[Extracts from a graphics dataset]
** begin **

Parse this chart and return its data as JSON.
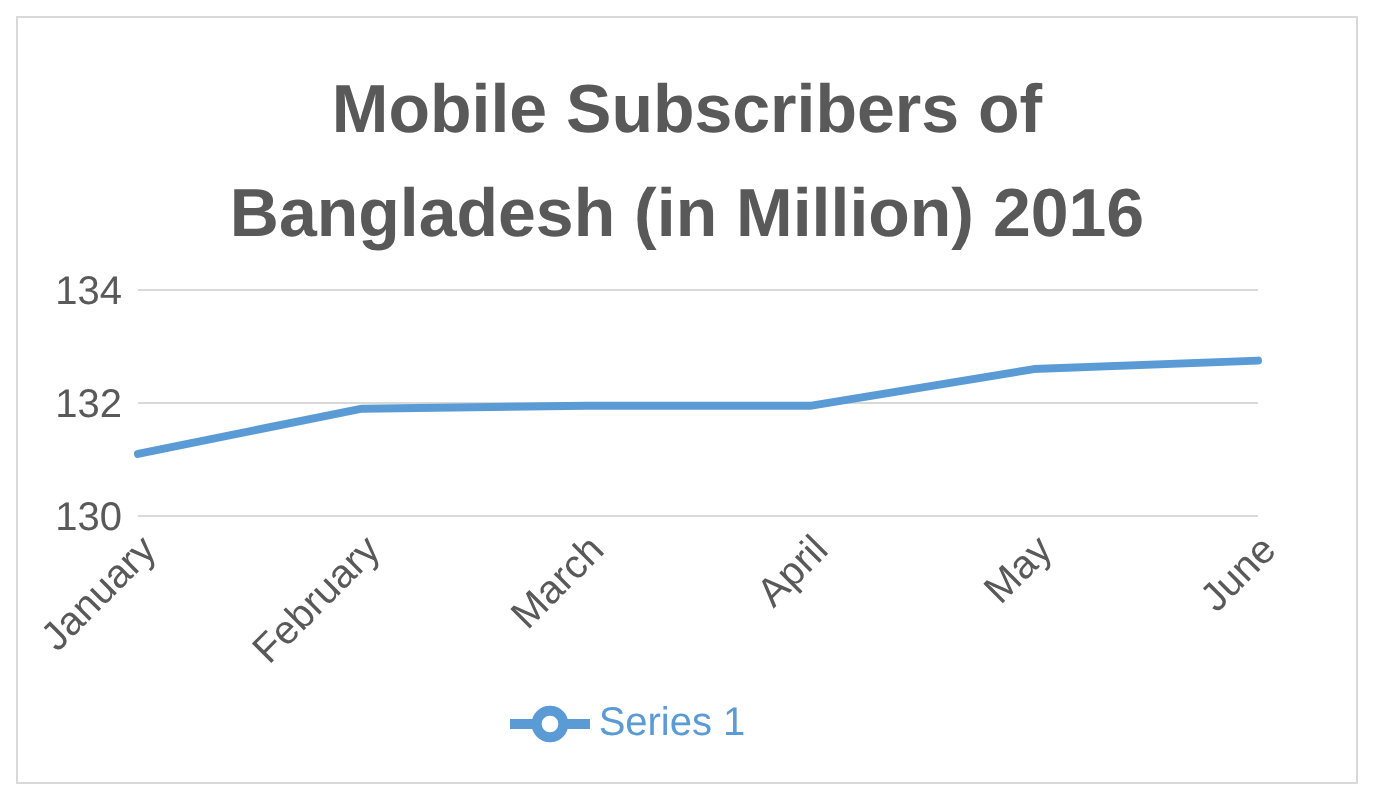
{
  "chart_data": {
    "type": "line",
    "title": "Mobile Subscribers of Bangladesh (in Million) 2016",
    "categories": [
      "January",
      "February",
      "March",
      "April",
      "May",
      "June"
    ],
    "series": [
      {
        "name": "Series 1",
        "color": "#5b9bd5",
        "values": [
          131.1,
          131.9,
          131.95,
          131.95,
          132.6,
          132.75
        ]
      }
    ],
    "ylim": [
      130,
      134
    ],
    "yticks": [
      130,
      132,
      134
    ],
    "grid": "y",
    "legend": "bottom",
    "marker": "none",
    "line_style": "solid"
  }
}
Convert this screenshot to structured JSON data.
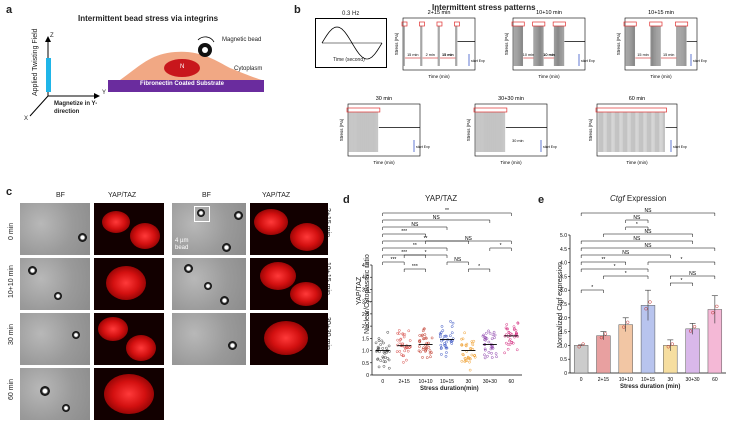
{
  "panel_a": {
    "label": "a",
    "title": "Intermittent bead stress via integrins",
    "axis_z": "Z",
    "axis_y": "Y",
    "axis_x": "X",
    "applied_field": "Applied Twisting Field",
    "magnetize": "Magnetize in Y-direction",
    "magnetic_bead": "Magnetic bead",
    "cytoplasm": "Cytoplasm",
    "nucleus": "N",
    "substrate": "Fibronectin Coated Substrate"
  },
  "panel_b": {
    "label": "b",
    "title": "Intermittent stress patterns",
    "sine_title": "0.3 Hz",
    "sine_xlabel": "Time (second)",
    "ylabel": "Stress (Pa)",
    "xlabel": "Time (min)",
    "start_exp": "start Exp",
    "plots": [
      {
        "title": "2+15 min",
        "notes": [
          "15 min",
          "2 min",
          "15 min",
          "15 min"
        ]
      },
      {
        "title": "10+10 min",
        "notes": [
          "10 min",
          "10 min",
          "10 min"
        ]
      },
      {
        "title": "10+15 min",
        "notes": [
          "15 min",
          "15 min"
        ]
      },
      {
        "title": "30 min",
        "notes": []
      },
      {
        "title": "30+30 min",
        "notes": [
          "30 min"
        ]
      },
      {
        "title": "60 min",
        "notes": []
      }
    ]
  },
  "panel_c": {
    "label": "c",
    "col_bf": "BF",
    "col_yap": "YAP/TAZ",
    "left_rows": [
      "0 min",
      "10+10 min",
      "30 min",
      "60 min"
    ],
    "right_rows": [
      "2+15 min",
      "10+15 min",
      "30+30 min"
    ],
    "bead_note": "4 µm bead"
  },
  "panel_d": {
    "label": "d",
    "title": "YAP/TAZ",
    "ylabel_top": "YAP/TAZ",
    "ylabel": "Nuclear/Cytoplasmic ratio",
    "xlabel": "Stress duration(min)",
    "sig": [
      "**",
      "NS",
      "NS",
      "***",
      "**",
      "NS",
      "**",
      "***",
      "***",
      "*",
      "NS",
      "***",
      "*",
      "*"
    ],
    "chart_data": {
      "type": "scatter",
      "categories": [
        "0",
        "2+15",
        "10+10",
        "10+15",
        "30",
        "30+30",
        "60"
      ],
      "means": [
        1.0,
        1.2,
        1.25,
        1.45,
        1.0,
        1.25,
        1.6
      ],
      "ylim": [
        0,
        4.5
      ],
      "yticks": [
        "0",
        "0.5",
        "1.0",
        "1.5",
        "2.0",
        "2.5",
        "3.0",
        "3.5",
        "4.0",
        "4.5"
      ],
      "colors": [
        "#444444",
        "#d9534f",
        "#c0392b",
        "#3a55c4",
        "#f0a030",
        "#8e44ad",
        "#d63384"
      ]
    }
  },
  "panel_e": {
    "label": "e",
    "title_gene": "Ctgf",
    "title_rest": " Expression",
    "ylabel": "Normalized Ctgf expression",
    "xlabel": "Stress duration (min)",
    "sig": [
      "NS",
      "NS",
      "*",
      "NS",
      "NS",
      "NS",
      "NS",
      "**",
      "*",
      "*",
      "*",
      "*",
      "NS",
      "*"
    ],
    "chart_data": {
      "type": "bar",
      "categories": [
        "0",
        "2+15",
        "10+10",
        "10+15",
        "30",
        "30+30",
        "60"
      ],
      "values": [
        1.0,
        1.35,
        1.75,
        2.45,
        1.0,
        1.6,
        2.3
      ],
      "errors": [
        0.02,
        0.15,
        0.25,
        0.55,
        0.2,
        0.2,
        0.5
      ],
      "ylim": [
        0,
        5.0
      ],
      "yticks": [
        "0",
        "0.5",
        "1.0",
        "1.5",
        "2.0",
        "2.5",
        "3.0",
        "3.5",
        "4.0",
        "4.5",
        "5.0"
      ],
      "colors": [
        "#cccccc",
        "#e8a0a0",
        "#f2c6a4",
        "#b8c4ee",
        "#f6dea0",
        "#d9b8ea",
        "#f4b8d6"
      ]
    }
  }
}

** end **

*Written instruction*
Find the lines above that contain the word "bead" and collect them.

*Answer to the exercise*
    "title": "Intermittent bead stress via integrins",
    "magnetic_bead": "Magnetic bead",
    "bead_note": "4 µm bead"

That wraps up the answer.